> _AIM OF THE EXERCISE_: Copy exactly, and only, the lines from the line containing "Output the text content of this document." through the last line of the records below, both included, and leave out any pictures.

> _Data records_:
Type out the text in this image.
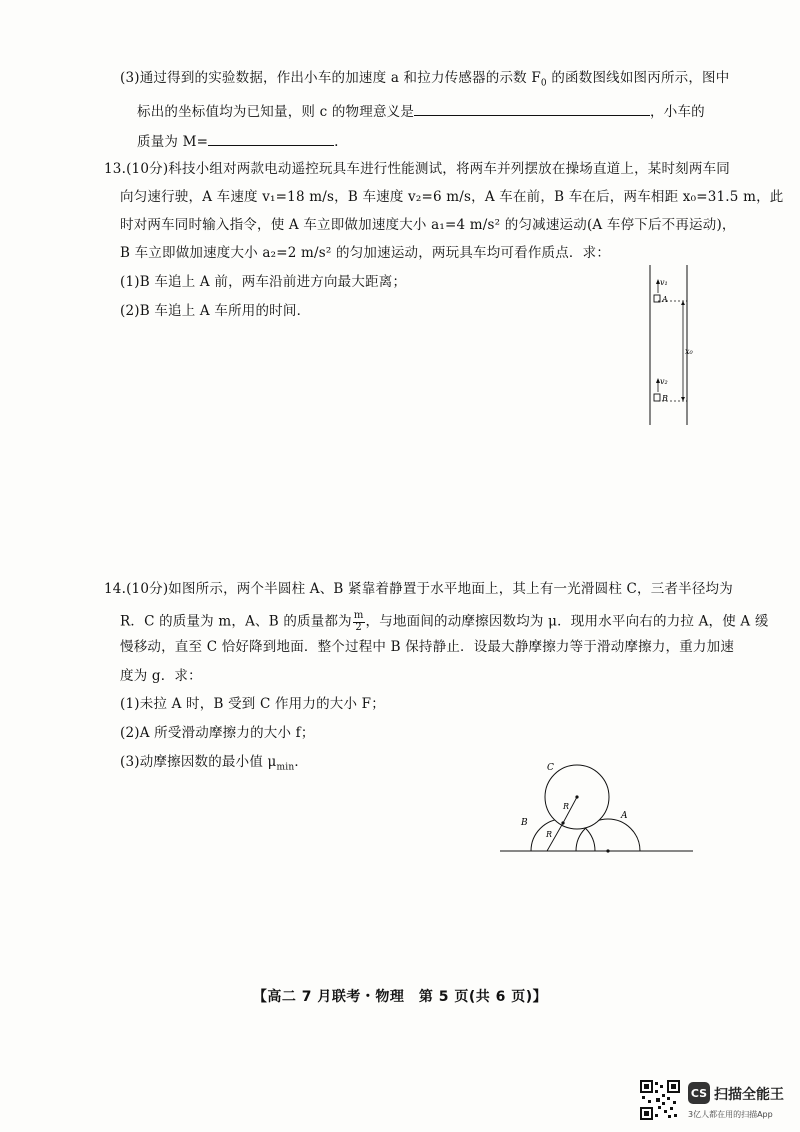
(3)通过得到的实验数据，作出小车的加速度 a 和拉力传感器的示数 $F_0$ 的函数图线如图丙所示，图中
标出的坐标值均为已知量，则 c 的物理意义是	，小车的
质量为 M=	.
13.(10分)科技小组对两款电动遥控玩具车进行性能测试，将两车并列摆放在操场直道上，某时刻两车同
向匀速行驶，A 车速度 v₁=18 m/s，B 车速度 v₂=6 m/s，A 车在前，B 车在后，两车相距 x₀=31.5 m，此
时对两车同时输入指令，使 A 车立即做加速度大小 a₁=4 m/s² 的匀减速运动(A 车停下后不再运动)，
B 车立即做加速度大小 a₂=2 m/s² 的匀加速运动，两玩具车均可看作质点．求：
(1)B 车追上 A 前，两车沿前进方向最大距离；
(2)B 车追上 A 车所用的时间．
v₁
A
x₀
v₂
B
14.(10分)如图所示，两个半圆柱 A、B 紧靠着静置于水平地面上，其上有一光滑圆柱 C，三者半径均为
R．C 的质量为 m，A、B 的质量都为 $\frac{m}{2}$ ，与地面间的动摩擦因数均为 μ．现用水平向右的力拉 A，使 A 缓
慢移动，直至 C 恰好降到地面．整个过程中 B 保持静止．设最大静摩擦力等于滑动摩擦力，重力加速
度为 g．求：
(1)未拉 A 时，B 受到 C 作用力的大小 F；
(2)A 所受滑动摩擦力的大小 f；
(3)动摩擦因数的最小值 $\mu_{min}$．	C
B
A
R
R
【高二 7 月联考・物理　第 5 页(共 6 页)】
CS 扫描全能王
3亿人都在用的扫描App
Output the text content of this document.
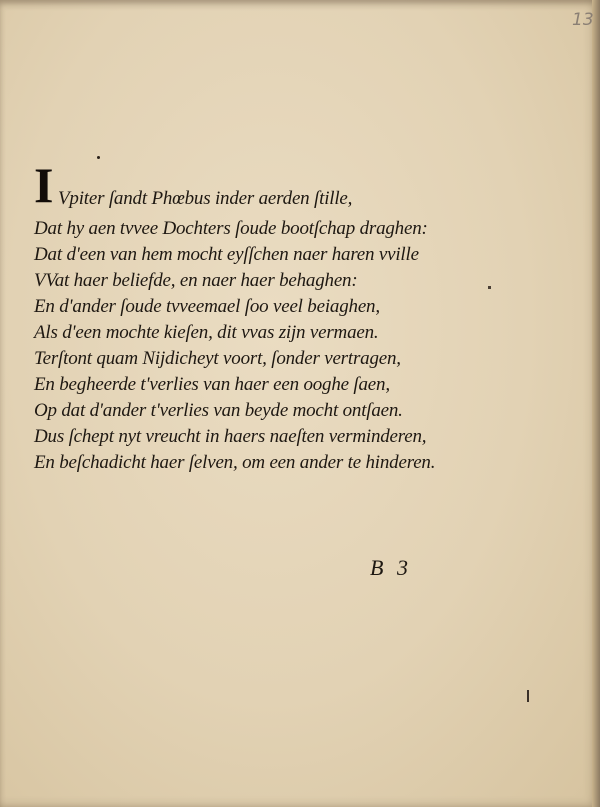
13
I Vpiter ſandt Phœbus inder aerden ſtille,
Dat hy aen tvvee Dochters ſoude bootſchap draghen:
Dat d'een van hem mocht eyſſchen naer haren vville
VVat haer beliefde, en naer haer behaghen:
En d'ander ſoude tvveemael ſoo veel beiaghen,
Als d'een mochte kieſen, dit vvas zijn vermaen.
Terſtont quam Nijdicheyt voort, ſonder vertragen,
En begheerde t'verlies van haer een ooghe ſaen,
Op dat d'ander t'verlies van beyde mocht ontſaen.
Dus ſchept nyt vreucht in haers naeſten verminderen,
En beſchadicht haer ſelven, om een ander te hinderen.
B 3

> _FINISHED TASK_:
Output the text content of this document.
13
I Vpiter ſandt Phœbus inder aerden ſtille,
Dat hy aen tvvee Dochters ſoude bootſchap draghen:
Dat d'een van hem mocht eyſſchen naer haren vville
VVat haer beliefde, en naer haer behaghen:
En d'ander ſoude tvveemael ſoo veel beiaghen,
Als d'een mochte kieſen, dit vvas zijn vermaen.
Terſtont quam Nijdicheyt voort, ſonder vertragen,
En begheerde t'verlies van haer een ooghe ſaen,
Op dat d'ander t'verlies van beyde mocht ontſaen.
Dus ſchept nyt vreucht in haers naeſten verminderen,
En beſchadicht haer ſelven, om een ander te hinderen.
B 3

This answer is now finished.